Saved entries:
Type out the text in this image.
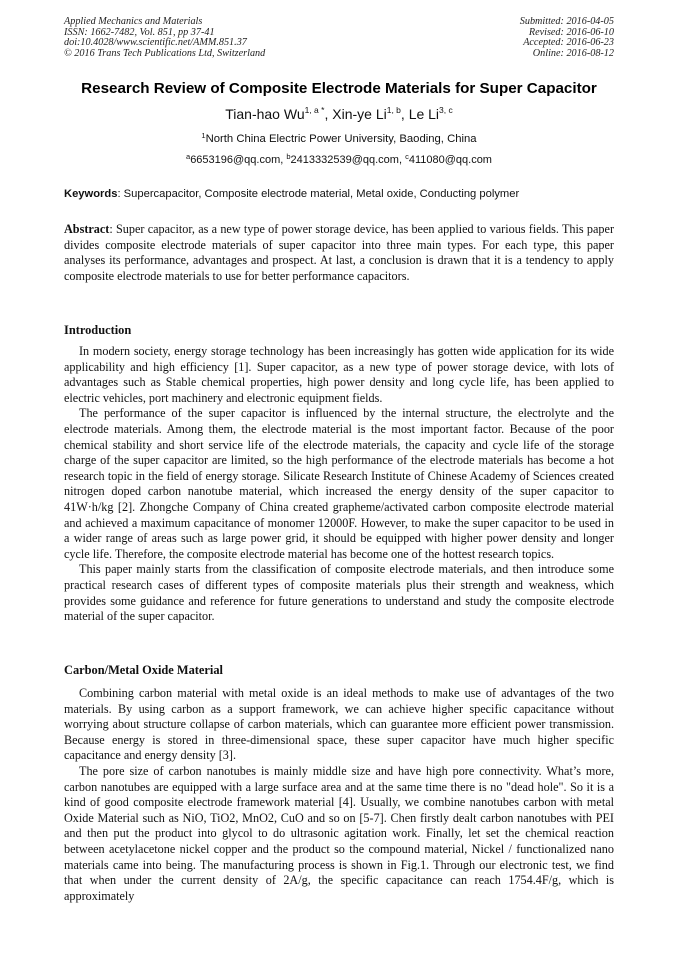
Applied Mechanics and Materials
ISSN: 1662-7482, Vol. 851, pp 37-41
doi:10.4028/www.scientific.net/AMM.851.37
© 2016 Trans Tech Publications Ltd, Switzerland
Submitted: 2016-04-05
Revised: 2016-06-10
Accepted: 2016-06-23
Online: 2016-08-12
Research Review of Composite Electrode Materials for Super Capacitor
Tian-hao $Wu^{1, a *}$, Xin-ye Li$^{1, b}$, Le Li$^{3, c}$
$^1$North China Electric Power University, Baoding, China
$^a$6653196@qq.com, $^b$2413332539@qq.com, $^c$411080@qq.com
Keywords: Supercapacitor, Composite electrode material, Metal oxide, Conducting polymer

Abstract: Super capacitor, as a new type of power storage device, has been applied to various fields. This paper divides composite electrode materials of super capacitor into three main types. For each type, this paper analyses its performance, advantages and prospect. At last, a conclusion is drawn that it is a tendency to apply composite electrode materials to use for better performance capacitors.

Introduction

In modern society, energy storage technology has been increasingly has gotten wide application for its wide applicability and high efficiency [1]. Super capacitor, as a new type of power storage device, with lots of advantages such as Stable chemical properties, high power density and long cycle life, has been applied to electric vehicles, port machinery and electronic equipment fields.

The performance of the super capacitor is influenced by the internal structure, the electrolyte and the electrode materials. Among them, the electrode material is the most important factor. Because of the poor chemical stability and short service life of the electrode materials, the capacity and cycle life of the storage charge of the super capacitor are limited, so the high performance of the electrode materials has become a hot research topic in the field of energy storage. Silicate Research Institute of Chinese Academy of Sciences created nitrogen doped carbon nanotube material, which increased the energy density of the super capacitor to 41W·h/kg [2]. Zhongche Company of China created grapheme/activated carbon composite electrode material and achieved a maximum capacitance of monomer 12000F. However, to make the super capacitor to be used in a wider range of areas such as large power grid, it should be equipped with higher power density and longer cycle life. Therefore, the composite electrode material has become one of the hottest research topics.

This paper mainly starts from the classification of composite electrode materials, and then introduce some practical research cases of different types of composite materials plus their strength and weakness, which provides some guidance and reference for future generations to understand and study the composite electrode material of the super capacitor.

Carbon/Metal Oxide Material

Combining carbon material with metal oxide is an ideal methods to make use of advantages of the two materials. By using carbon as a support framework, we can achieve higher specific capacitance without worrying about structure collapse of carbon materials, which can guarantee more efficient power transmission. Because energy is stored in three-dimensional space, these super capacitor have much higher specific capacitance and energy density [3].

The pore size of carbon nanotubes is mainly middle size and have high pore connectivity. What’s more, carbon nanotubes are equipped with a large surface area and at the same time there is no "dead hole". So it is a kind of good composite electrode framework material [4]. Usually, we combine nanotubes carbon with metal Oxide Material such as NiO, TiO2, MnO2, CuO and so on [5-7]. Chen firstly dealt carbon nanotubes with PEI and then put the product into glycol to do ultrasonic agitation work. Finally, let set the chemical reaction between acetylacetone nickel copper and the product so the compound material, Nickel / functionalized nano materials came into being. The manufacturing process is shown in Fig.1. Through our electronic test, we find that when under the current density of 2A/g, the specific capacitance can reach 1754.4F/g, which is approximately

> Exercise brief
Make an exact copy of every record, pictures excluded.

> Finished answer
Type out the text in this image.
Applied Mechanics and Materials
ISSN: 1662-7482, Vol. 851, pp 37-41
doi:10.4028/www.scientific.net/AMM.851.37
© 2016 Trans Tech Publications Ltd, Switzerland
Submitted: 2016-04-05
Revised: 2016-06-10
Accepted: 2016-06-23
Online: 2016-08-12
Research Review of Composite Electrode Materials for Super Capacitor
Tian-hao $Wu^{1, a *}$, Xin-ye Li$^{1, b}$, Le Li$^{3, c}$
$^1$North China Electric Power University, Baoding, China
$^a$6653196@qq.com, $^b$2413332539@qq.com, $^c$411080@qq.com
Keywords: Supercapacitor, Composite electrode material, Metal oxide, Conducting polymer

Abstract: Super capacitor, as a new type of power storage device, has been applied to various fields. This paper divides composite electrode materials of super capacitor into three main types. For each type, this paper analyses its performance, advantages and prospect. At last, a conclusion is drawn that it is a tendency to apply composite electrode materials to use for better performance capacitors.

Introduction

In modern society, energy storage technology has been increasingly has gotten wide application for its wide applicability and high efficiency [1]. Super capacitor, as a new type of power storage device, with lots of advantages such as Stable chemical properties, high power density and long cycle life, has been applied to electric vehicles, port machinery and electronic equipment fields.

The performance of the super capacitor is influenced by the internal structure, the electrolyte and the electrode materials. Among them, the electrode material is the most important factor. Because of the poor chemical stability and short service life of the electrode materials, the capacity and cycle life of the storage charge of the super capacitor are limited, so the high performance of the electrode materials has become a hot research topic in the field of energy storage. Silicate Research Institute of Chinese Academy of Sciences created nitrogen doped carbon nanotube material, which increased the energy density of the super capacitor to 41W·h/kg [2]. Zhongche Company of China created grapheme/activated carbon composite electrode material and achieved a maximum capacitance of monomer 12000F. However, to make the super capacitor to be used in a wider range of areas such as large power grid, it should be equipped with higher power density and longer cycle life. Therefore, the composite electrode material has become one of the hottest research topics.

This paper mainly starts from the classification of composite electrode materials, and then introduce some practical research cases of different types of composite materials plus their strength and weakness, which provides some guidance and reference for future generations to understand and study the composite electrode material of the super capacitor.

Carbon/Metal Oxide Material

Combining carbon material with metal oxide is an ideal methods to make use of advantages of the two materials. By using carbon as a support framework, we can achieve higher specific capacitance without worrying about structure collapse of carbon materials, which can guarantee more efficient power transmission. Because energy is stored in three-dimensional space, these super capacitor have much higher specific capacitance and energy density [3].

The pore size of carbon nanotubes is mainly middle size and have high pore connectivity. What’s more, carbon nanotubes are equipped with a large surface area and at the same time there is no "dead hole". So it is a kind of good composite electrode framework material [4]. Usually, we combine nanotubes carbon with metal Oxide Material such as NiO, TiO2, MnO2, CuO and so on [5-7]. Chen firstly dealt carbon nanotubes with PEI and then put the product into glycol to do ultrasonic agitation work. Finally, let set the chemical reaction between acetylacetone nickel copper and the product so the compound material, Nickel / functionalized nano materials came into being. The manufacturing process is shown in Fig.1. Through our electronic test, we find that when under the current density of 2A/g, the specific capacitance can reach 1754.4F/g, which is approximately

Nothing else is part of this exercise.